▶ EXERCISE MATERIAL:
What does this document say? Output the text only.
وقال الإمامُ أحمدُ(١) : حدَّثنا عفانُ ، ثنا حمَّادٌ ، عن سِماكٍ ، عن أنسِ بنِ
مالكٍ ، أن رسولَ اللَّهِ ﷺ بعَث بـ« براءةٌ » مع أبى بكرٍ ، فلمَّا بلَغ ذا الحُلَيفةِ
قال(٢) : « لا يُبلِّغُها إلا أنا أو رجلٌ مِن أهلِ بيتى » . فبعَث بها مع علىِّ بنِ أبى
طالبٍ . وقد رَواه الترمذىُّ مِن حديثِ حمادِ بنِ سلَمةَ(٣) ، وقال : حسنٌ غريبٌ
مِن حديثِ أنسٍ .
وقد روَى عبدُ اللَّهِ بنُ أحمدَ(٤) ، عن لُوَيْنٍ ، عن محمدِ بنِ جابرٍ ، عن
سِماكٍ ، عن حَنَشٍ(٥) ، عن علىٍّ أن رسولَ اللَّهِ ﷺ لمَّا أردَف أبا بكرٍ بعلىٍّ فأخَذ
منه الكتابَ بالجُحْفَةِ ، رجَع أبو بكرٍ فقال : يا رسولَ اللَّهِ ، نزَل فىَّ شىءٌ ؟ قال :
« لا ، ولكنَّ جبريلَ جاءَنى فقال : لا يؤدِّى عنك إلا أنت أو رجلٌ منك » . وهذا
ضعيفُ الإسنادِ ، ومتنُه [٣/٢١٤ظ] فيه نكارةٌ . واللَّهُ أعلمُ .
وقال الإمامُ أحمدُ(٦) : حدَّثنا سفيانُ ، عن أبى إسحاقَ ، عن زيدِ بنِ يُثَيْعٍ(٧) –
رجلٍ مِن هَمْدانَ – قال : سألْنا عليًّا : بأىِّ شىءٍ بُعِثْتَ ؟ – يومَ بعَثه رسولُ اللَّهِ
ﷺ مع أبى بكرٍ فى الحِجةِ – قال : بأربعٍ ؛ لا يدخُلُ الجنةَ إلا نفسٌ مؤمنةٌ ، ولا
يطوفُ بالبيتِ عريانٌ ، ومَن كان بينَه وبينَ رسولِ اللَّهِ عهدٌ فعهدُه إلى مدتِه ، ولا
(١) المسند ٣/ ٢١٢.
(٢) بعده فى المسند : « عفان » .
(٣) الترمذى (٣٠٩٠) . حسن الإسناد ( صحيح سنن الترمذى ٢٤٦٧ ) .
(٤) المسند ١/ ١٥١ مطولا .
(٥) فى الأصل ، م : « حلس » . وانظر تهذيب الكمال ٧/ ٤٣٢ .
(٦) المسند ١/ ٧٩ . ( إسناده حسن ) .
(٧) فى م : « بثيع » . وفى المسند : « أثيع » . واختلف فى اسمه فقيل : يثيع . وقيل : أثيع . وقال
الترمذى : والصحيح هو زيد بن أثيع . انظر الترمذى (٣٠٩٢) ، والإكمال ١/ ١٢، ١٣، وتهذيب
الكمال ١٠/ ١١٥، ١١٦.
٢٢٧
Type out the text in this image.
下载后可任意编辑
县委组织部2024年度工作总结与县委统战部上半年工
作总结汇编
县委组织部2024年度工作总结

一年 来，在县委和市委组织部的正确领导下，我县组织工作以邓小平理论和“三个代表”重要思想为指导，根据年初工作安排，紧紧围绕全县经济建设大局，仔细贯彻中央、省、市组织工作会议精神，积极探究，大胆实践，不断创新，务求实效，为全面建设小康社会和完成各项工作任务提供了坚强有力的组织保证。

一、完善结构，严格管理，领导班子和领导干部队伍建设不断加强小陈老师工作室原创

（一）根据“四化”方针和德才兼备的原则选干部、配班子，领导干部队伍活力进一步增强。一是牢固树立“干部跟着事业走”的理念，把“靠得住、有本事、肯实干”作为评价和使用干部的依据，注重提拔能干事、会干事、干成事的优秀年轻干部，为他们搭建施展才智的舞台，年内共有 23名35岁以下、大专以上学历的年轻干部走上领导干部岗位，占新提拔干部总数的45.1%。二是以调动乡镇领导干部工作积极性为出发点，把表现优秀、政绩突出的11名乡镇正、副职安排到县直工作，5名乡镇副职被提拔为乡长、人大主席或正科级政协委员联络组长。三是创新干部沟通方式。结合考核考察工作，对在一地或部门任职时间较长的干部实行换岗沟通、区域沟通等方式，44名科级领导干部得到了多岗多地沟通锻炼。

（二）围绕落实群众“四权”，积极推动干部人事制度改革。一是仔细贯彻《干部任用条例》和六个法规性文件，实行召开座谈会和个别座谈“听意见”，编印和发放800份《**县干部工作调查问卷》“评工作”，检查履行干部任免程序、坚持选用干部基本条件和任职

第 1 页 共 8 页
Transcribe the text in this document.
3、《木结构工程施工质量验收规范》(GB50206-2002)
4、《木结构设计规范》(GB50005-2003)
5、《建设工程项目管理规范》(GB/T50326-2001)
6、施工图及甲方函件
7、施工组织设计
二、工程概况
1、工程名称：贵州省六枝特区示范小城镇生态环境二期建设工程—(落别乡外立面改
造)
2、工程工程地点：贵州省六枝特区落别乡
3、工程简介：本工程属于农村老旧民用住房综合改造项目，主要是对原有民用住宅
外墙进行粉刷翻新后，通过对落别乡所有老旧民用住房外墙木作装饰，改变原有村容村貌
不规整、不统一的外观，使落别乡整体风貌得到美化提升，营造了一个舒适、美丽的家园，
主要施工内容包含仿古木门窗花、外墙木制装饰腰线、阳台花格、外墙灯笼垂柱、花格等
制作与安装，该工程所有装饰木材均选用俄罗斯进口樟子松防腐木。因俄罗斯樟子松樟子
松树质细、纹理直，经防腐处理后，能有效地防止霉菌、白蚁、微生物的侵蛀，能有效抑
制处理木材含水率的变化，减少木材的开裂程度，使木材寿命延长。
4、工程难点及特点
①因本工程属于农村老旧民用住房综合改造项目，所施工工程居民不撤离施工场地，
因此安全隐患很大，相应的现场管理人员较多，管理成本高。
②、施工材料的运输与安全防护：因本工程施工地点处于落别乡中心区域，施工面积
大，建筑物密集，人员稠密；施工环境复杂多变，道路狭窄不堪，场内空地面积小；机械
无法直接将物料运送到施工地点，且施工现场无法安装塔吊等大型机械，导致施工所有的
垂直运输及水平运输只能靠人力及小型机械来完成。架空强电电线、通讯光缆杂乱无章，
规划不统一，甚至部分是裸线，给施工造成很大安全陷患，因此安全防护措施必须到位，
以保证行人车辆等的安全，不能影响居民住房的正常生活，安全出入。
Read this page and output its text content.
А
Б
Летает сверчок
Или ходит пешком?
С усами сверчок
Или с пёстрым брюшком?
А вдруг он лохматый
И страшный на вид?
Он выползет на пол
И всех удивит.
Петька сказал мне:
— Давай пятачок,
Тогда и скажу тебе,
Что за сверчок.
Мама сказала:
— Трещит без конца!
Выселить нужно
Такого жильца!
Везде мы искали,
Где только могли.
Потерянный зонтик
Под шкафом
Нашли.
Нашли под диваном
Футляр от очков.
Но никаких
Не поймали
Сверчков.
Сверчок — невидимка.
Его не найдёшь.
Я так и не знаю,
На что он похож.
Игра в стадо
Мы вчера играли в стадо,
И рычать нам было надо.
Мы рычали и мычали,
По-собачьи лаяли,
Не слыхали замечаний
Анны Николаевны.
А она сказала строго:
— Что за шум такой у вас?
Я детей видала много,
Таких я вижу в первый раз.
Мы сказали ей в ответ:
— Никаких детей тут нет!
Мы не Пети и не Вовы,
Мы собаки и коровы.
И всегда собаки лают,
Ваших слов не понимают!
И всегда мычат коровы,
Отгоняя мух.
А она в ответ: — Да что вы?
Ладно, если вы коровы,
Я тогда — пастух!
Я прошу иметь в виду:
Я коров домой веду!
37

▶ TO BE DONE: Return every record, word for word.

▶ EXERCISE RESPONSE:
What does this document say? Output the text only.
وقال الإمامُ أحمدُ(١) : حدَّثنا عفانُ ، ثنا حمَّادٌ ، عن سِماكٍ ، عن أنسِ بنِ
مالكٍ ، أن رسولَ اللَّهِ ﷺ بعَث بـ« براءةٌ » مع أبى بكرٍ ، فلمَّا بلَغ ذا الحُلَيفةِ
قال(٢) : « لا يُبلِّغُها إلا أنا أو رجلٌ مِن أهلِ بيتى » . فبعَث بها مع علىِّ بنِ أبى
طالبٍ . وقد رَواه الترمذىُّ مِن حديثِ حمادِ بنِ سلَمةَ(٣) ، وقال : حسنٌ غريبٌ
مِن حديثِ أنسٍ .
وقد روَى عبدُ اللَّهِ بنُ أحمدَ(٤) ، عن لُوَيْنٍ ، عن محمدِ بنِ جابرٍ ، عن
سِماكٍ ، عن حَنَشٍ(٥) ، عن علىٍّ أن رسولَ اللَّهِ ﷺ لمَّا أردَف أبا بكرٍ بعلىٍّ فأخَذ
منه الكتابَ بالجُحْفَةِ ، رجَع أبو بكرٍ فقال : يا رسولَ اللَّهِ ، نزَل فىَّ شىءٌ ؟ قال :
« لا ، ولكنَّ جبريلَ جاءَنى فقال : لا يؤدِّى عنك إلا أنت أو رجلٌ منك » . وهذا
ضعيفُ الإسنادِ ، ومتنُه [٣/٢١٤ظ] فيه نكارةٌ . واللَّهُ أعلمُ .
وقال الإمامُ أحمدُ(٦) : حدَّثنا سفيانُ ، عن أبى إسحاقَ ، عن زيدِ بنِ يُثَيْعٍ(٧) –
رجلٍ مِن هَمْدانَ – قال : سألْنا عليًّا : بأىِّ شىءٍ بُعِثْتَ ؟ – يومَ بعَثه رسولُ اللَّهِ
ﷺ مع أبى بكرٍ فى الحِجةِ – قال : بأربعٍ ؛ لا يدخُلُ الجنةَ إلا نفسٌ مؤمنةٌ ، ولا
يطوفُ بالبيتِ عريانٌ ، ومَن كان بينَه وبينَ رسولِ اللَّهِ عهدٌ فعهدُه إلى مدتِه ، ولا
(١) المسند ٣/ ٢١٢.
(٢) بعده فى المسند : « عفان » .
(٣) الترمذى (٣٠٩٠) . حسن الإسناد ( صحيح سنن الترمذى ٢٤٦٧ ) .
(٤) المسند ١/ ١٥١ مطولا .
(٥) فى الأصل ، م : « حلس » . وانظر تهذيب الكمال ٧/ ٤٣٢ .
(٦) المسند ١/ ٧٩ . ( إسناده حسن ) .
(٧) فى م : « بثيع » . وفى المسند : « أثيع » . واختلف فى اسمه فقيل : يثيع . وقيل : أثيع . وقال
الترمذى : والصحيح هو زيد بن أثيع . انظر الترمذى (٣٠٩٢) ، والإكمال ١/ ١٢، ١٣، وتهذيب
الكمال ١٠/ ١١٥، ١١٦.
٢٢٧
Type out the text in this image.
下载后可任意编辑
县委组织部2024年度工作总结与县委统战部上半年工
作总结汇编
县委组织部2024年度工作总结

一年 来，在县委和市委组织部的正确领导下，我县组织工作以邓小平理论和“三个代表”重要思想为指导，根据年初工作安排，紧紧围绕全县经济建设大局，仔细贯彻中央、省、市组织工作会议精神，积极探究，大胆实践，不断创新，务求实效，为全面建设小康社会和完成各项工作任务提供了坚强有力的组织保证。

一、完善结构，严格管理，领导班子和领导干部队伍建设不断加强小陈老师工作室原创

（一）根据“四化”方针和德才兼备的原则选干部、配班子，领导干部队伍活力进一步增强。一是牢固树立“干部跟着事业走”的理念，把“靠得住、有本事、肯实干”作为评价和使用干部的依据，注重提拔能干事、会干事、干成事的优秀年轻干部，为他们搭建施展才智的舞台，年内共有 23名35岁以下、大专以上学历的年轻干部走上领导干部岗位，占新提拔干部总数的45.1%。二是以调动乡镇领导干部工作积极性为出发点，把表现优秀、政绩突出的11名乡镇正、副职安排到县直工作，5名乡镇副职被提拔为乡长、人大主席或正科级政协委员联络组长。三是创新干部沟通方式。结合考核考察工作，对在一地或部门任职时间较长的干部实行换岗沟通、区域沟通等方式，44名科级领导干部得到了多岗多地沟通锻炼。

（二）围绕落实群众“四权”，积极推动干部人事制度改革。一是仔细贯彻《干部任用条例》和六个法规性文件，实行召开座谈会和个别座谈“听意见”，编印和发放800份《**县干部工作调查问卷》“评工作”，检查履行干部任免程序、坚持选用干部基本条件和任职

第 1 页 共 8 页
Transcribe the text in this document.
3、《木结构工程施工质量验收规范》(GB50206-2002)
4、《木结构设计规范》(GB50005-2003)
5、《建设工程项目管理规范》(GB/T50326-2001)
6、施工图及甲方函件
7、施工组织设计
二、工程概况
1、工程名称：贵州省六枝特区示范小城镇生态环境二期建设工程—(落别乡外立面改
造)
2、工程工程地点：贵州省六枝特区落别乡
3、工程简介：本工程属于农村老旧民用住房综合改造项目，主要是对原有民用住宅
外墙进行粉刷翻新后，通过对落别乡所有老旧民用住房外墙木作装饰，改变原有村容村貌
不规整、不统一的外观，使落别乡整体风貌得到美化提升，营造了一个舒适、美丽的家园，
主要施工内容包含仿古木门窗花、外墙木制装饰腰线、阳台花格、外墙灯笼垂柱、花格等
制作与安装，该工程所有装饰木材均选用俄罗斯进口樟子松防腐木。因俄罗斯樟子松樟子
松树质细、纹理直，经防腐处理后，能有效地防止霉菌、白蚁、微生物的侵蛀，能有效抑
制处理木材含水率的变化，减少木材的开裂程度，使木材寿命延长。
4、工程难点及特点
①因本工程属于农村老旧民用住房综合改造项目，所施工工程居民不撤离施工场地，
因此安全隐患很大，相应的现场管理人员较多，管理成本高。
②、施工材料的运输与安全防护：因本工程施工地点处于落别乡中心区域，施工面积
大，建筑物密集，人员稠密；施工环境复杂多变，道路狭窄不堪，场内空地面积小；机械
无法直接将物料运送到施工地点，且施工现场无法安装塔吊等大型机械，导致施工所有的
垂直运输及水平运输只能靠人力及小型机械来完成。架空强电电线、通讯光缆杂乱无章，
规划不统一，甚至部分是裸线，给施工造成很大安全陷患，因此安全防护措施必须到位，
以保证行人车辆等的安全，不能影响居民住房的正常生活，安全出入。
Read this page and output its text content.
А
Б
Летает сверчок
Или ходит пешком?
С усами сверчок
Или с пёстрым брюшком?
А вдруг он лохматый
И страшный на вид?
Он выползет на пол
И всех удивит.
Петька сказал мне:
— Давай пятачок,
Тогда и скажу тебе,
Что за сверчок.
Мама сказала:
— Трещит без конца!
Выселить нужно
Такого жильца!
Везде мы искали,
Где только могли.
Потерянный зонтик
Под шкафом
Нашли.
Нашли под диваном
Футляр от очков.
Но никаких
Не поймали
Сверчков.
Сверчок — невидимка.
Его не найдёшь.
Я так и не знаю,
На что он похож.
Игра в стадо
Мы вчера играли в стадо,
И рычать нам было надо.
Мы рычали и мычали,
По-собачьи лаяли,
Не слыхали замечаний
Анны Николаевны.
А она сказала строго:
— Что за шум такой у вас?
Я детей видала много,
Таких я вижу в первый раз.
Мы сказали ей в ответ:
— Никаких детей тут нет!
Мы не Пети и не Вовы,
Мы собаки и коровы.
И всегда собаки лают,
Ваших слов не понимают!
И всегда мычат коровы,
Отгоняя мух.
А она в ответ: — Да что вы?
Ладно, если вы коровы,
Я тогда — пастух!
Я прошу иметь в виду:
Я коров домой веду!
37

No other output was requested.